Return each line of the listing that contains the string "France".

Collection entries

···

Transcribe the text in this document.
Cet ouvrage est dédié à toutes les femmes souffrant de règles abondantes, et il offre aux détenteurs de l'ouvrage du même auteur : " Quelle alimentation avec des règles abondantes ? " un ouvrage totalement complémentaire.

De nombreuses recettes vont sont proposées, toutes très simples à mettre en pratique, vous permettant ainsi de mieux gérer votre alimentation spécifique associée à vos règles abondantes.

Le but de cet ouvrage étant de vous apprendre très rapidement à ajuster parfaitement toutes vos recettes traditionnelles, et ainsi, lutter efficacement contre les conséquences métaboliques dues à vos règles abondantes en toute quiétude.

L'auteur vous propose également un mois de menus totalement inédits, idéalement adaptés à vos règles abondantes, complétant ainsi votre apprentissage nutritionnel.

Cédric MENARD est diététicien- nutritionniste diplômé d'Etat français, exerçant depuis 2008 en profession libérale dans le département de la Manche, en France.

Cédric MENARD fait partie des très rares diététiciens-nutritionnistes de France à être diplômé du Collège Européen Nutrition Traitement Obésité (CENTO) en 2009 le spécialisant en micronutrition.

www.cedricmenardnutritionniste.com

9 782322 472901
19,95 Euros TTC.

···

> [WRITTEN ANSWER]:
Cédric MENARD est diététicien- nutritionniste diplômé d'Etat français, exerçant depuis 2008 en profession libérale dans le département de la Manche, en France.
Cédric MENARD fait partie des très rares diététiciens-nutritionnistes de France à être diplômé du Collège Européen Nutrition Traitement Obésité (CENTO) en 2009 le spécialisant en micronutrition.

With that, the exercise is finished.